● Records for this exercise:
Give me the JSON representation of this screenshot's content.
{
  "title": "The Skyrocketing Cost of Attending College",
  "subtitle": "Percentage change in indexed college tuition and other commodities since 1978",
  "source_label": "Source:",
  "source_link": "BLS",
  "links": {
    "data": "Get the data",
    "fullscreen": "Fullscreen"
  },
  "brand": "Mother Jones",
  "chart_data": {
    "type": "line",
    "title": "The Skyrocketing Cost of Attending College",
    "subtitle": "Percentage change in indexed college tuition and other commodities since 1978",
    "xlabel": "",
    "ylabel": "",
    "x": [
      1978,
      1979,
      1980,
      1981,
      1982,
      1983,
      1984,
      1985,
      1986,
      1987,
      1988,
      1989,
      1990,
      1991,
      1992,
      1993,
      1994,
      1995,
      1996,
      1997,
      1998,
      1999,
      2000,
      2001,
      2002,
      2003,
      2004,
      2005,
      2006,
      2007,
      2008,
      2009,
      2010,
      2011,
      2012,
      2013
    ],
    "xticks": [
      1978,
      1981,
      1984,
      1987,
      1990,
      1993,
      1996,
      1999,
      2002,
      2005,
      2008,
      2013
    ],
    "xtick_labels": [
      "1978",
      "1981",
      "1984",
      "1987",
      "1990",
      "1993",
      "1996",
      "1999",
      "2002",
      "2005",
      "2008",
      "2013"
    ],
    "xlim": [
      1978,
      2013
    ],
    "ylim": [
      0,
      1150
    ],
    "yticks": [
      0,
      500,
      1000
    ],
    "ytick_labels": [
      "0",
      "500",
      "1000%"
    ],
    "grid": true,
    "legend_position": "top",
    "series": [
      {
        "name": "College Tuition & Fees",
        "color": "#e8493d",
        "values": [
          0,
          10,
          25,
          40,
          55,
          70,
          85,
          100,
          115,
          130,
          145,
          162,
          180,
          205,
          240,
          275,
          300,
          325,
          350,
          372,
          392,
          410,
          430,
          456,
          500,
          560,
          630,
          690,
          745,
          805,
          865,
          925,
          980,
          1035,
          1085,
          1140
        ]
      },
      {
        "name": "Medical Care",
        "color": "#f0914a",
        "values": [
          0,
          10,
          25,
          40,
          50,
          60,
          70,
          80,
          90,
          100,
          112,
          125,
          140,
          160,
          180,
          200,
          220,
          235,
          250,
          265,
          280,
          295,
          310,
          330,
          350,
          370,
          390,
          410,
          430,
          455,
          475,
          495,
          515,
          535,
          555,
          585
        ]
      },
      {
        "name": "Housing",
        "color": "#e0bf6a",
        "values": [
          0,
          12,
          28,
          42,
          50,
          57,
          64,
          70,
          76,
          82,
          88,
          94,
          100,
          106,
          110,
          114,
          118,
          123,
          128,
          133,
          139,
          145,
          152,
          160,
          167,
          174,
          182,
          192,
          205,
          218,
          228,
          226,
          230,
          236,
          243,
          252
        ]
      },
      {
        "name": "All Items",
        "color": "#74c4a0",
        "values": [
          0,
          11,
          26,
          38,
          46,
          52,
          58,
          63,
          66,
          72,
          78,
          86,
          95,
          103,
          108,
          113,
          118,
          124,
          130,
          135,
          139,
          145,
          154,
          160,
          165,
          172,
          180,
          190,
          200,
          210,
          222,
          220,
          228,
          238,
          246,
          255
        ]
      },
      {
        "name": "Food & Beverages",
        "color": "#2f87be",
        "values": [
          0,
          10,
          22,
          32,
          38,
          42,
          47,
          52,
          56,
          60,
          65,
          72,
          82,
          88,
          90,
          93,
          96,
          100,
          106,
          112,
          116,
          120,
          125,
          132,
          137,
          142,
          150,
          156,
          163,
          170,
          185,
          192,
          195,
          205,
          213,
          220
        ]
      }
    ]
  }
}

● Work to complete: Gather every line from the listing above in which the word "color" appears.

● Output:
        "color": "#e8493d",
        "color": "#f0914a",
        "color": "#e0bf6a",
        "color": "#74c4a0",
        "color": "#2f87be",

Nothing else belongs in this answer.